**GOAL**
Repeat the entries that follow verbatim, without any of their pictures.

(Rows from a dataset)
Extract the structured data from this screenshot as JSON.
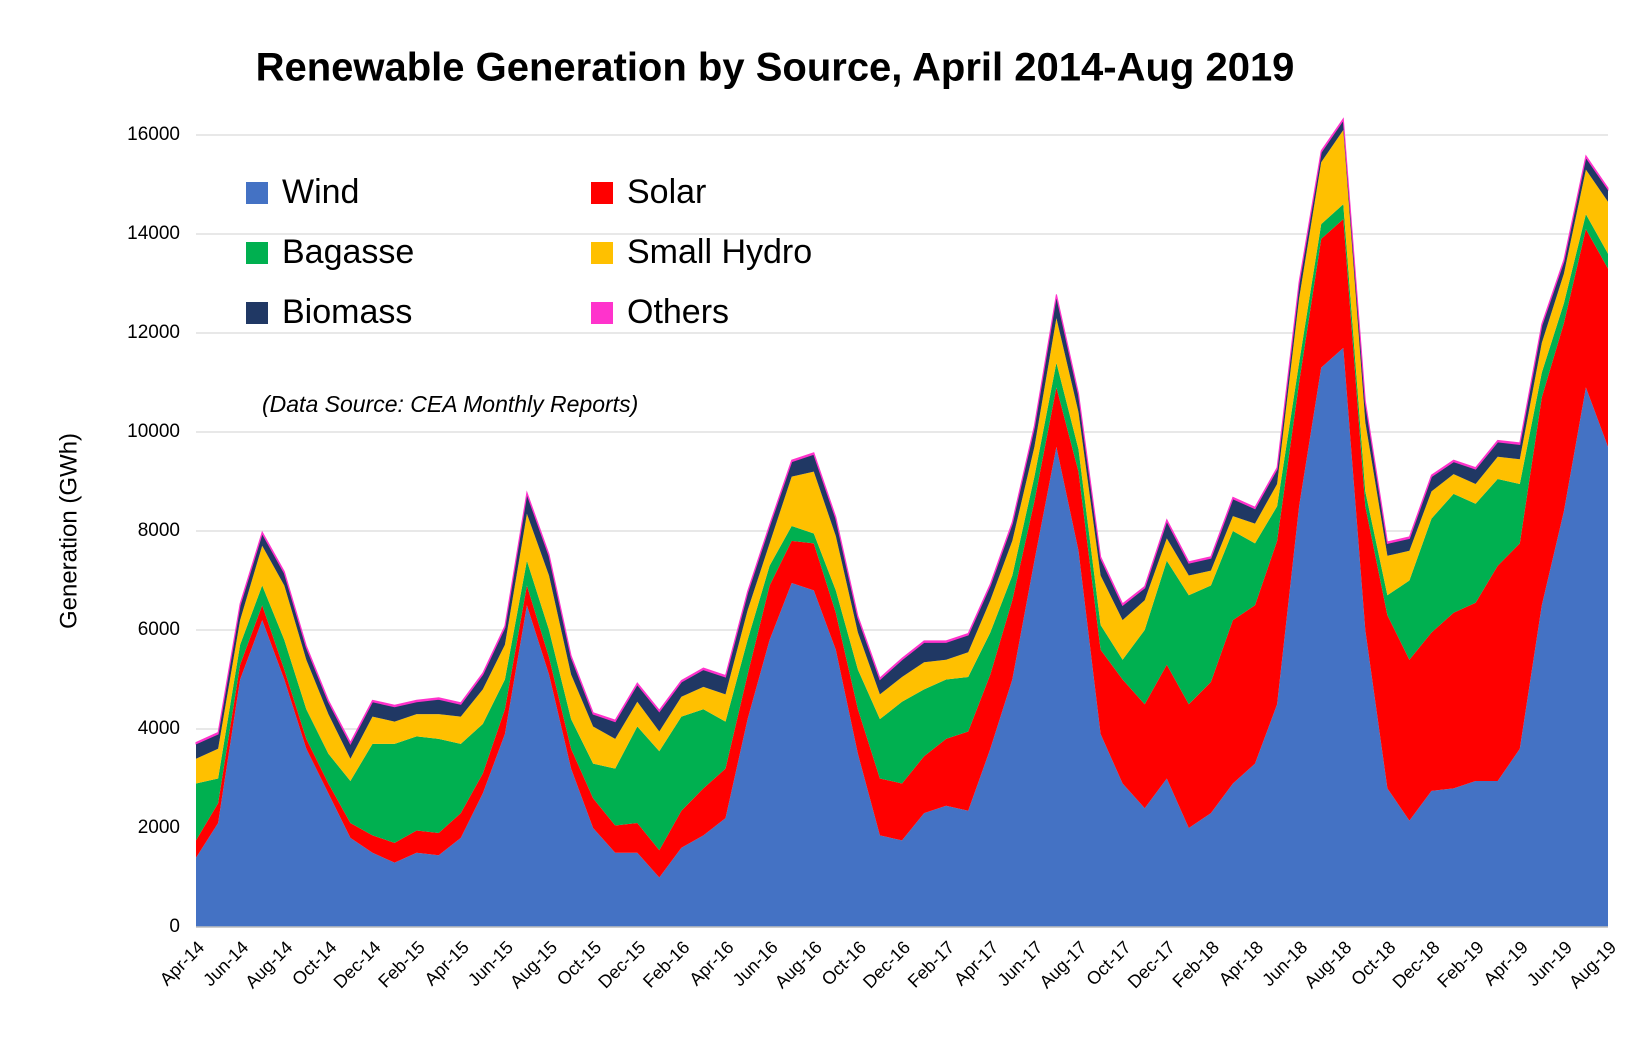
{
  "chart_data": {
    "type": "area",
    "stacked": true,
    "title": "Renewable Generation by Source, April 2014-Aug 2019",
    "annotation": "(Data Source: CEA Monthly Reports)",
    "y_label": "Generation (GWh)",
    "categories": [
      "Apr-14",
      null,
      "Jun-14",
      null,
      "Aug-14",
      null,
      "Oct-14",
      null,
      "Dec-14",
      null,
      "Feb-15",
      null,
      "Apr-15",
      null,
      "Jun-15",
      null,
      "Aug-15",
      null,
      "Oct-15",
      null,
      "Dec-15",
      null,
      "Feb-16",
      null,
      "Apr-16",
      null,
      "Jun-16",
      null,
      "Aug-16",
      null,
      "Oct-16",
      null,
      "Dec-16",
      null,
      "Feb-17",
      null,
      "Apr-17",
      null,
      "Jun-17",
      null,
      "Aug-17",
      null,
      "Oct-17",
      null,
      "Dec-17",
      null,
      "Feb-18",
      null,
      "Apr-18",
      null,
      "Jun-18",
      null,
      "Aug-18",
      null,
      "Oct-18",
      null,
      "Dec-18",
      null,
      "Feb-19",
      null,
      "Apr-19",
      null,
      "Jun-19",
      null,
      "Aug-19"
    ],
    "series": [
      {
        "name": "Wind",
        "color": "#4472c4",
        "values": [
          1400,
          2100,
          5000,
          6200,
          5000,
          3600,
          2700,
          1800,
          1500,
          1300,
          1500,
          1450,
          1800,
          2700,
          3900,
          6500,
          5100,
          3200,
          2000,
          1500,
          1500,
          1000,
          1600,
          1850,
          2200,
          4200,
          5800,
          6950,
          6800,
          5600,
          3500,
          1850,
          1750,
          2300,
          2450,
          2350,
          3600,
          5000,
          7400,
          9700,
          7600,
          3900,
          2900,
          2400,
          3000,
          2000,
          2300,
          2900,
          3300,
          4500,
          8500,
          11300,
          11700,
          6000,
          2800,
          2150,
          2750,
          2800,
          2950,
          2950,
          3600,
          6500,
          8400,
          10900,
          9700
        ]
      },
      {
        "name": "Solar",
        "color": "#ff0000",
        "values": [
          350,
          400,
          300,
          300,
          200,
          200,
          200,
          300,
          350,
          400,
          450,
          450,
          500,
          400,
          500,
          400,
          350,
          400,
          600,
          550,
          600,
          550,
          750,
          950,
          1000,
          900,
          1100,
          850,
          950,
          750,
          900,
          1150,
          1150,
          1150,
          1350,
          1600,
          1500,
          1600,
          1200,
          1200,
          1600,
          1700,
          2100,
          2100,
          2300,
          2500,
          2650,
          3300,
          3200,
          3300,
          2500,
          2600,
          2600,
          2500,
          3500,
          3250,
          3200,
          3550,
          3600,
          4350,
          4150,
          4200,
          3800,
          3200,
          3600
        ]
      },
      {
        "name": "Bagasse",
        "color": "#00b050",
        "values": [
          1150,
          500,
          400,
          400,
          600,
          600,
          600,
          850,
          1850,
          2000,
          1900,
          1900,
          1400,
          1000,
          600,
          500,
          550,
          600,
          700,
          1150,
          1950,
          2000,
          1900,
          1600,
          950,
          700,
          400,
          300,
          200,
          450,
          800,
          1200,
          1650,
          1350,
          1200,
          1100,
          850,
          500,
          500,
          500,
          450,
          500,
          400,
          1500,
          2100,
          2200,
          1950,
          1800,
          1250,
          700,
          400,
          300,
          300,
          300,
          400,
          1600,
          2300,
          2400,
          2000,
          1750,
          1200,
          500,
          400,
          300,
          300
        ]
      },
      {
        "name": "Small Hydro",
        "color": "#ffc000",
        "values": [
          500,
          600,
          500,
          800,
          1100,
          1000,
          800,
          450,
          550,
          450,
          450,
          500,
          550,
          700,
          700,
          950,
          1100,
          900,
          750,
          600,
          500,
          400,
          400,
          450,
          550,
          600,
          450,
          1000,
          1250,
          1100,
          750,
          500,
          500,
          550,
          400,
          500,
          650,
          700,
          600,
          900,
          750,
          1000,
          800,
          600,
          450,
          400,
          300,
          300,
          400,
          450,
          1300,
          1250,
          1500,
          1400,
          800,
          600,
          550,
          400,
          400,
          450,
          500,
          600,
          600,
          900,
          1050
        ]
      },
      {
        "name": "Biomass",
        "color": "#203864",
        "values": [
          300,
          300,
          300,
          250,
          250,
          250,
          250,
          300,
          300,
          300,
          250,
          300,
          250,
          300,
          350,
          400,
          400,
          350,
          250,
          350,
          350,
          400,
          300,
          350,
          350,
          350,
          350,
          300,
          350,
          350,
          300,
          300,
          350,
          400,
          350,
          350,
          300,
          350,
          400,
          450,
          350,
          350,
          300,
          250,
          350,
          250,
          250,
          350,
          300,
          300,
          300,
          200,
          200,
          400,
          250,
          250,
          300,
          250,
          300,
          300,
          300,
          350,
          250,
          250,
          250
        ]
      },
      {
        "name": "Others",
        "color": "#ff33cc",
        "values": [
          30,
          30,
          30,
          30,
          30,
          30,
          30,
          30,
          30,
          30,
          30,
          30,
          30,
          30,
          30,
          30,
          30,
          30,
          30,
          30,
          30,
          30,
          30,
          30,
          30,
          30,
          30,
          30,
          30,
          30,
          30,
          30,
          30,
          30,
          30,
          30,
          30,
          30,
          30,
          30,
          30,
          30,
          30,
          30,
          30,
          30,
          30,
          30,
          30,
          30,
          30,
          30,
          30,
          30,
          30,
          30,
          30,
          30,
          30,
          30,
          30,
          30,
          30,
          30,
          30
        ]
      }
    ],
    "ylim": [
      0,
      16000
    ],
    "yticks": [
      0,
      2000,
      4000,
      6000,
      8000,
      10000,
      12000,
      14000,
      16000
    ],
    "grid": true
  }
}
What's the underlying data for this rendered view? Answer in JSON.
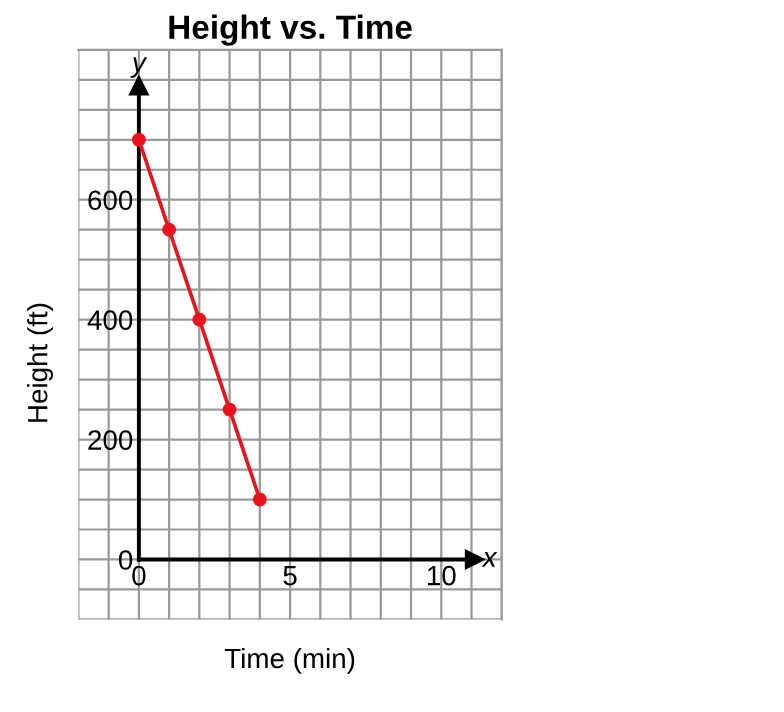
{
  "chart_data": {
    "type": "line",
    "title": "Height vs. Time",
    "xlabel": "Time (min)",
    "ylabel": "Height (ft)",
    "x": [
      0,
      1,
      2,
      3,
      4
    ],
    "series": [
      {
        "color": "#e8141c",
        "values": [
          700,
          550,
          400,
          250,
          100
        ]
      }
    ],
    "xlim": [
      -2,
      12
    ],
    "ylim": [
      -100,
      850
    ],
    "xticks": [
      {
        "value": -2,
        "label": null
      },
      {
        "value": -1,
        "label": null
      },
      0,
      {
        "value": 1,
        "label": null
      },
      {
        "value": 2,
        "label": null
      },
      {
        "value": 3,
        "label": null
      },
      {
        "value": 4,
        "label": null
      },
      5,
      {
        "value": 6,
        "label": null
      },
      {
        "value": 7,
        "label": null
      },
      {
        "value": 8,
        "label": null
      },
      {
        "value": 9,
        "label": null
      },
      10,
      {
        "value": 11,
        "label": null
      },
      {
        "value": 12,
        "label": null
      }
    ],
    "yticks": [
      {
        "value": -100,
        "label": null
      },
      {
        "value": -50,
        "label": null
      },
      0,
      {
        "value": 50,
        "label": null
      },
      {
        "value": 100,
        "label": null
      },
      {
        "value": 150,
        "label": null
      },
      200,
      {
        "value": 250,
        "label": null
      },
      {
        "value": 300,
        "label": null
      },
      {
        "value": 350,
        "label": null
      },
      400,
      {
        "value": 450,
        "label": null
      },
      {
        "value": 500,
        "label": null
      },
      {
        "value": 550,
        "label": null
      },
      600,
      {
        "value": 650,
        "label": null
      },
      {
        "value": 700,
        "label": null
      },
      {
        "value": 750,
        "label": null
      },
      {
        "value": 800,
        "label": null
      },
      {
        "value": 850,
        "label": null
      }
    ],
    "annotations": [
      "x",
      "y"
    ],
    "grid": true,
    "marker": "circle",
    "line_style": "solid"
  }
}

**OUTPUT OF THE EXERCISE**
Extract the structured data from this screenshot as JSON.
{
  "chart_data": {
    "type": "area",
    "stacked": true,
    "title": "Renewable Generation by Source, April 2014-Aug 2019",
    "annotation": "(Data Source: CEA Monthly Reports)",
    "y_label": "Generation (GWh)",
    "categories": [
      "Apr-14",
      null,
      "Jun-14",
      null,
      "Aug-14",
      null,
      "Oct-14",
      null,
      "Dec-14",
      null,
      "Feb-15",
      null,
      "Apr-15",
      null,
      "Jun-15",
      null,
      "Aug-15",
      null,
      "Oct-15",
      null,
      "Dec-15",
      null,
      "Feb-16",
      null,
      "Apr-16",
      null,
      "Jun-16",
      null,
      "Aug-16",
      null,
      "Oct-16",
      null,
      "Dec-16",
      null,
      "Feb-17",
      null,
      "Apr-17",
      null,
      "Jun-17",
      null,
      "Aug-17",
      null,
      "Oct-17",
      null,
      "Dec-17",
      null,
      "Feb-18",
      null,
      "Apr-18",
      null,
      "Jun-18",
      null,
      "Aug-18",
      null,
      "Oct-18",
      null,
      "Dec-18",
      null,
      "Feb-19",
      null,
      "Apr-19",
      null,
      "Jun-19",
      null,
      "Aug-19"
    ],
    "series": [
      {
        "name": "Wind",
        "color": "#4472c4",
        "values": [
          1400,
          2100,
          5000,
          6200,
          5000,
          3600,
          2700,
          1800,
          1500,
          1300,
          1500,
          1450,
          1800,
          2700,
          3900,
          6500,
          5100,
          3200,
          2000,
          1500,
          1500,
          1000,
          1600,
          1850,
          2200,
          4200,
          5800,
          6950,
          6800,
          5600,
          3500,
          1850,
          1750,
          2300,
          2450,
          2350,
          3600,
          5000,
          7400,
          9700,
          7600,
          3900,
          2900,
          2400,
          3000,
          2000,
          2300,
          2900,
          3300,
          4500,
          8500,
          11300,
          11700,
          6000,
          2800,
          2150,
          2750,
          2800,
          2950,
          2950,
          3600,
          6500,
          8400,
          10900,
          9700
        ]
      },
      {
        "name": "Solar",
        "color": "#ff0000",
        "values": [
          350,
          400,
          300,
          300,
          200,
          200,
          200,
          300,
          350,
          400,
          450,
          450,
          500,
          400,
          500,
          400,
          350,
          400,
          600,
          550,
          600,
          550,
          750,
          950,
          1000,
          900,
          1100,
          850,
          950,
          750,
          900,
          1150,
          1150,
          1150,
          1350,
          1600,
          1500,
          1600,
          1200,
          1200,
          1600,
          1700,
          2100,
          2100,
          2300,
          2500,
          2650,
          3300,
          3200,
          3300,
          2500,
          2600,
          2600,
          2500,
          3500,
          3250,
          3200,
          3550,
          3600,
          4350,
          4150,
          4200,
          3800,
          3200,
          3600
        ]
      },
      {
        "name": "Bagasse",
        "color": "#00b050",
        "values": [
          1150,
          500,
          400,
          400,
          600,
          600,
          600,
          850,
          1850,
          2000,
          1900,
          1900,
          1400,
          1000,
          600,
          500,
          550,
          600,
          700,
          1150,
          1950,
          2000,
          1900,
          1600,
          950,
          700,
          400,
          300,
          200,
          450,
          800,
          1200,
          1650,
          1350,
          1200,
          1100,
          850,
          500,
          500,
          500,
          450,
          500,
          400,
          1500,
          2100,
          2200,
          1950,
          1800,
          1250,
          700,
          400,
          300,
          300,
          300,
          400,
          1600,
          2300,
          2400,
          2000,
          1750,
          1200,
          500,
          400,
          300,
          300
        ]
      },
      {
        "name": "Small Hydro",
        "color": "#ffc000",
        "values": [
          500,
          600,
          500,
          800,
          1100,
          1000,
          800,
          450,
          550,
          450,
          450,
          500,
          550,
          700,
          700,
          950,
          1100,
          900,
          750,
          600,
          500,
          400,
          400,
          450,
          550,
          600,
          450,
          1000,
          1250,
          1100,
          750,
          500,
          500,
          550,
          400,
          500,
          650,
          700,
          600,
          900,
          750,
          1000,
          800,
          600,
          450,
          400,
          300,
          300,
          400,
          450,
          1300,
          1250,
          1500,
          1400,
          800,
          600,
          550,
          400,
          400,
          450,
          500,
          600,
          600,
          900,
          1050
        ]
      },
      {
        "name": "Biomass",
        "color": "#203864",
        "values": [
          300,
          300,
          300,
          250,
          250,
          250,
          250,
          300,
          300,
          300,
          250,
          300,
          250,
          300,
          350,
          400,
          400,
          350,
          250,
          350,
          350,
          400,
          300,
          350,
          350,
          350,
          350,
          300,
          350,
          350,
          300,
          300,
          350,
          400,
          350,
          350,
          300,
          350,
          400,
          450,
          350,
          350,
          300,
          250,
          350,
          250,
          250,
          350,
          300,
          300,
          300,
          200,
          200,
          400,
          250,
          250,
          300,
          250,
          300,
          300,
          300,
          350,
          250,
          250,
          250
        ]
      },
      {
        "name": "Others",
        "color": "#ff33cc",
        "values": [
          30,
          30,
          30,
          30,
          30,
          30,
          30,
          30,
          30,
          30,
          30,
          30,
          30,
          30,
          30,
          30,
          30,
          30,
          30,
          30,
          30,
          30,
          30,
          30,
          30,
          30,
          30,
          30,
          30,
          30,
          30,
          30,
          30,
          30,
          30,
          30,
          30,
          30,
          30,
          30,
          30,
          30,
          30,
          30,
          30,
          30,
          30,
          30,
          30,
          30,
          30,
          30,
          30,
          30,
          30,
          30,
          30,
          30,
          30,
          30,
          30,
          30,
          30,
          30,
          30
        ]
      }
    ],
    "ylim": [
      0,
      16000
    ],
    "yticks": [
      0,
      2000,
      4000,
      6000,
      8000,
      10000,
      12000,
      14000,
      16000
    ],
    "grid": true
  }
}
What's the underlying data for this rendered view? Answer in JSON.
{
  "chart_data": {
    "type": "line",
    "title": "Height vs. Time",
    "xlabel": "Time (min)",
    "ylabel": "Height (ft)",
    "x": [
      0,
      1,
      2,
      3,
      4
    ],
    "series": [
      {
        "color": "#e8141c",
        "values": [
          700,
          550,
          400,
          250,
          100
        ]
      }
    ],
    "xlim": [
      -2,
      12
    ],
    "ylim": [
      -100,
      850
    ],
    "xticks": [
      {
        "value": -2,
        "label": null
      },
      {
        "value": -1,
        "label": null
      },
      0,
      {
        "value": 1,
        "label": null
      },
      {
        "value": 2,
        "label": null
      },
      {
        "value": 3,
        "label": null
      },
      {
        "value": 4,
        "label": null
      },
      5,
      {
        "value": 6,
        "label": null
      },
      {
        "value": 7,
        "label": null
      },
      {
        "value": 8,
        "label": null
      },
      {
        "value": 9,
        "label": null
      },
      10,
      {
        "value": 11,
        "label": null
      },
      {
        "value": 12,
        "label": null
      }
    ],
    "yticks": [
      {
        "value": -100,
        "label": null
      },
      {
        "value": -50,
        "label": null
      },
      0,
      {
        "value": 50,
        "label": null
      },
      {
        "value": 100,
        "label": null
      },
      {
        "value": 150,
        "label": null
      },
      200,
      {
        "value": 250,
        "label": null
      },
      {
        "value": 300,
        "label": null
      },
      {
        "value": 350,
        "label": null
      },
      400,
      {
        "value": 450,
        "label": null
      },
      {
        "value": 500,
        "label": null
      },
      {
        "value": 550,
        "label": null
      },
      600,
      {
        "value": 650,
        "label": null
      },
      {
        "value": 700,
        "label": null
      },
      {
        "value": 750,
        "label": null
      },
      {
        "value": 800,
        "label": null
      },
      {
        "value": 850,
        "label": null
      }
    ],
    "annotations": [
      "x",
      "y"
    ],
    "grid": true,
    "marker": "circle",
    "line_style": "solid"
  }
}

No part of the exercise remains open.